» What the task asks
Write out every entry precisely as given, leaving the pictures out.

— Begin Raw data —

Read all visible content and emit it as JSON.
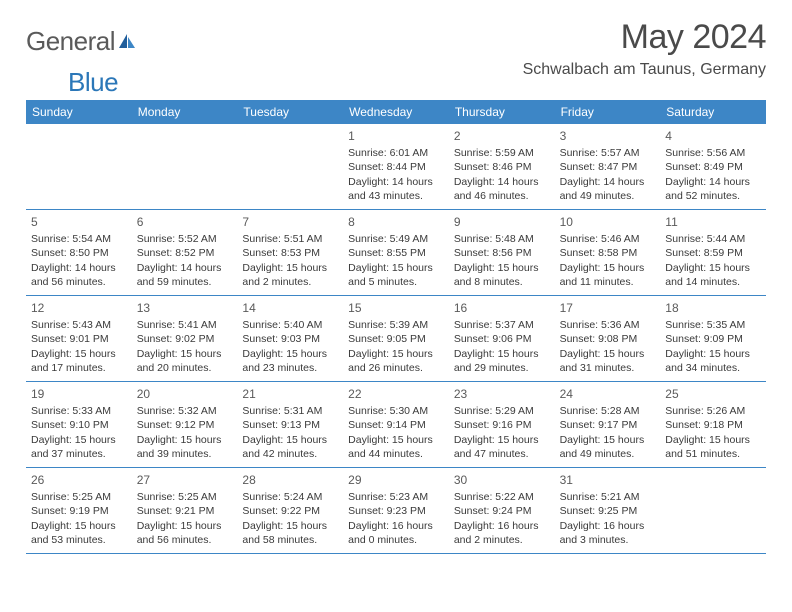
{
  "brand": {
    "part1": "General",
    "part2": "Blue"
  },
  "title": "May 2024",
  "location": "Schwalbach am Taunus, Germany",
  "colors": {
    "accent": "#3d86c6",
    "brandBlue": "#2b77b8",
    "text": "#3a3a3a"
  },
  "weekdays": [
    "Sunday",
    "Monday",
    "Tuesday",
    "Wednesday",
    "Thursday",
    "Friday",
    "Saturday"
  ],
  "weeks": [
    [
      null,
      null,
      null,
      {
        "n": "1",
        "sr": "6:01 AM",
        "ss": "8:44 PM",
        "dl": "14 hours and 43 minutes."
      },
      {
        "n": "2",
        "sr": "5:59 AM",
        "ss": "8:46 PM",
        "dl": "14 hours and 46 minutes."
      },
      {
        "n": "3",
        "sr": "5:57 AM",
        "ss": "8:47 PM",
        "dl": "14 hours and 49 minutes."
      },
      {
        "n": "4",
        "sr": "5:56 AM",
        "ss": "8:49 PM",
        "dl": "14 hours and 52 minutes."
      }
    ],
    [
      {
        "n": "5",
        "sr": "5:54 AM",
        "ss": "8:50 PM",
        "dl": "14 hours and 56 minutes."
      },
      {
        "n": "6",
        "sr": "5:52 AM",
        "ss": "8:52 PM",
        "dl": "14 hours and 59 minutes."
      },
      {
        "n": "7",
        "sr": "5:51 AM",
        "ss": "8:53 PM",
        "dl": "15 hours and 2 minutes."
      },
      {
        "n": "8",
        "sr": "5:49 AM",
        "ss": "8:55 PM",
        "dl": "15 hours and 5 minutes."
      },
      {
        "n": "9",
        "sr": "5:48 AM",
        "ss": "8:56 PM",
        "dl": "15 hours and 8 minutes."
      },
      {
        "n": "10",
        "sr": "5:46 AM",
        "ss": "8:58 PM",
        "dl": "15 hours and 11 minutes."
      },
      {
        "n": "11",
        "sr": "5:44 AM",
        "ss": "8:59 PM",
        "dl": "15 hours and 14 minutes."
      }
    ],
    [
      {
        "n": "12",
        "sr": "5:43 AM",
        "ss": "9:01 PM",
        "dl": "15 hours and 17 minutes."
      },
      {
        "n": "13",
        "sr": "5:41 AM",
        "ss": "9:02 PM",
        "dl": "15 hours and 20 minutes."
      },
      {
        "n": "14",
        "sr": "5:40 AM",
        "ss": "9:03 PM",
        "dl": "15 hours and 23 minutes."
      },
      {
        "n": "15",
        "sr": "5:39 AM",
        "ss": "9:05 PM",
        "dl": "15 hours and 26 minutes."
      },
      {
        "n": "16",
        "sr": "5:37 AM",
        "ss": "9:06 PM",
        "dl": "15 hours and 29 minutes."
      },
      {
        "n": "17",
        "sr": "5:36 AM",
        "ss": "9:08 PM",
        "dl": "15 hours and 31 minutes."
      },
      {
        "n": "18",
        "sr": "5:35 AM",
        "ss": "9:09 PM",
        "dl": "15 hours and 34 minutes."
      }
    ],
    [
      {
        "n": "19",
        "sr": "5:33 AM",
        "ss": "9:10 PM",
        "dl": "15 hours and 37 minutes."
      },
      {
        "n": "20",
        "sr": "5:32 AM",
        "ss": "9:12 PM",
        "dl": "15 hours and 39 minutes."
      },
      {
        "n": "21",
        "sr": "5:31 AM",
        "ss": "9:13 PM",
        "dl": "15 hours and 42 minutes."
      },
      {
        "n": "22",
        "sr": "5:30 AM",
        "ss": "9:14 PM",
        "dl": "15 hours and 44 minutes."
      },
      {
        "n": "23",
        "sr": "5:29 AM",
        "ss": "9:16 PM",
        "dl": "15 hours and 47 minutes."
      },
      {
        "n": "24",
        "sr": "5:28 AM",
        "ss": "9:17 PM",
        "dl": "15 hours and 49 minutes."
      },
      {
        "n": "25",
        "sr": "5:26 AM",
        "ss": "9:18 PM",
        "dl": "15 hours and 51 minutes."
      }
    ],
    [
      {
        "n": "26",
        "sr": "5:25 AM",
        "ss": "9:19 PM",
        "dl": "15 hours and 53 minutes."
      },
      {
        "n": "27",
        "sr": "5:25 AM",
        "ss": "9:21 PM",
        "dl": "15 hours and 56 minutes."
      },
      {
        "n": "28",
        "sr": "5:24 AM",
        "ss": "9:22 PM",
        "dl": "15 hours and 58 minutes."
      },
      {
        "n": "29",
        "sr": "5:23 AM",
        "ss": "9:23 PM",
        "dl": "16 hours and 0 minutes."
      },
      {
        "n": "30",
        "sr": "5:22 AM",
        "ss": "9:24 PM",
        "dl": "16 hours and 2 minutes."
      },
      {
        "n": "31",
        "sr": "5:21 AM",
        "ss": "9:25 PM",
        "dl": "16 hours and 3 minutes."
      },
      null
    ]
  ],
  "labels": {
    "sunrise": "Sunrise:",
    "sunset": "Sunset:",
    "daylight": "Daylight:"
  }
}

— End Raw data —

» Complete output
Read all visible content and emit it as JSON.
{
  "brand": {
    "part1": "General",
    "part2": "Blue"
  },
  "title": "May 2024",
  "location": "Schwalbach am Taunus, Germany",
  "colors": {
    "accent": "#3d86c6",
    "brandBlue": "#2b77b8",
    "text": "#3a3a3a"
  },
  "weekdays": [
    "Sunday",
    "Monday",
    "Tuesday",
    "Wednesday",
    "Thursday",
    "Friday",
    "Saturday"
  ],
  "weeks": [
    [
      null,
      null,
      null,
      {
        "n": "1",
        "sr": "6:01 AM",
        "ss": "8:44 PM",
        "dl": "14 hours and 43 minutes."
      },
      {
        "n": "2",
        "sr": "5:59 AM",
        "ss": "8:46 PM",
        "dl": "14 hours and 46 minutes."
      },
      {
        "n": "3",
        "sr": "5:57 AM",
        "ss": "8:47 PM",
        "dl": "14 hours and 49 minutes."
      },
      {
        "n": "4",
        "sr": "5:56 AM",
        "ss": "8:49 PM",
        "dl": "14 hours and 52 minutes."
      }
    ],
    [
      {
        "n": "5",
        "sr": "5:54 AM",
        "ss": "8:50 PM",
        "dl": "14 hours and 56 minutes."
      },
      {
        "n": "6",
        "sr": "5:52 AM",
        "ss": "8:52 PM",
        "dl": "14 hours and 59 minutes."
      },
      {
        "n": "7",
        "sr": "5:51 AM",
        "ss": "8:53 PM",
        "dl": "15 hours and 2 minutes."
      },
      {
        "n": "8",
        "sr": "5:49 AM",
        "ss": "8:55 PM",
        "dl": "15 hours and 5 minutes."
      },
      {
        "n": "9",
        "sr": "5:48 AM",
        "ss": "8:56 PM",
        "dl": "15 hours and 8 minutes."
      },
      {
        "n": "10",
        "sr": "5:46 AM",
        "ss": "8:58 PM",
        "dl": "15 hours and 11 minutes."
      },
      {
        "n": "11",
        "sr": "5:44 AM",
        "ss": "8:59 PM",
        "dl": "15 hours and 14 minutes."
      }
    ],
    [
      {
        "n": "12",
        "sr": "5:43 AM",
        "ss": "9:01 PM",
        "dl": "15 hours and 17 minutes."
      },
      {
        "n": "13",
        "sr": "5:41 AM",
        "ss": "9:02 PM",
        "dl": "15 hours and 20 minutes."
      },
      {
        "n": "14",
        "sr": "5:40 AM",
        "ss": "9:03 PM",
        "dl": "15 hours and 23 minutes."
      },
      {
        "n": "15",
        "sr": "5:39 AM",
        "ss": "9:05 PM",
        "dl": "15 hours and 26 minutes."
      },
      {
        "n": "16",
        "sr": "5:37 AM",
        "ss": "9:06 PM",
        "dl": "15 hours and 29 minutes."
      },
      {
        "n": "17",
        "sr": "5:36 AM",
        "ss": "9:08 PM",
        "dl": "15 hours and 31 minutes."
      },
      {
        "n": "18",
        "sr": "5:35 AM",
        "ss": "9:09 PM",
        "dl": "15 hours and 34 minutes."
      }
    ],
    [
      {
        "n": "19",
        "sr": "5:33 AM",
        "ss": "9:10 PM",
        "dl": "15 hours and 37 minutes."
      },
      {
        "n": "20",
        "sr": "5:32 AM",
        "ss": "9:12 PM",
        "dl": "15 hours and 39 minutes."
      },
      {
        "n": "21",
        "sr": "5:31 AM",
        "ss": "9:13 PM",
        "dl": "15 hours and 42 minutes."
      },
      {
        "n": "22",
        "sr": "5:30 AM",
        "ss": "9:14 PM",
        "dl": "15 hours and 44 minutes."
      },
      {
        "n": "23",
        "sr": "5:29 AM",
        "ss": "9:16 PM",
        "dl": "15 hours and 47 minutes."
      },
      {
        "n": "24",
        "sr": "5:28 AM",
        "ss": "9:17 PM",
        "dl": "15 hours and 49 minutes."
      },
      {
        "n": "25",
        "sr": "5:26 AM",
        "ss": "9:18 PM",
        "dl": "15 hours and 51 minutes."
      }
    ],
    [
      {
        "n": "26",
        "sr": "5:25 AM",
        "ss": "9:19 PM",
        "dl": "15 hours and 53 minutes."
      },
      {
        "n": "27",
        "sr": "5:25 AM",
        "ss": "9:21 PM",
        "dl": "15 hours and 56 minutes."
      },
      {
        "n": "28",
        "sr": "5:24 AM",
        "ss": "9:22 PM",
        "dl": "15 hours and 58 minutes."
      },
      {
        "n": "29",
        "sr": "5:23 AM",
        "ss": "9:23 PM",
        "dl": "16 hours and 0 minutes."
      },
      {
        "n": "30",
        "sr": "5:22 AM",
        "ss": "9:24 PM",
        "dl": "16 hours and 2 minutes."
      },
      {
        "n": "31",
        "sr": "5:21 AM",
        "ss": "9:25 PM",
        "dl": "16 hours and 3 minutes."
      },
      null
    ]
  ],
  "labels": {
    "sunrise": "Sunrise:",
    "sunset": "Sunset:",
    "daylight": "Daylight:"
  }
}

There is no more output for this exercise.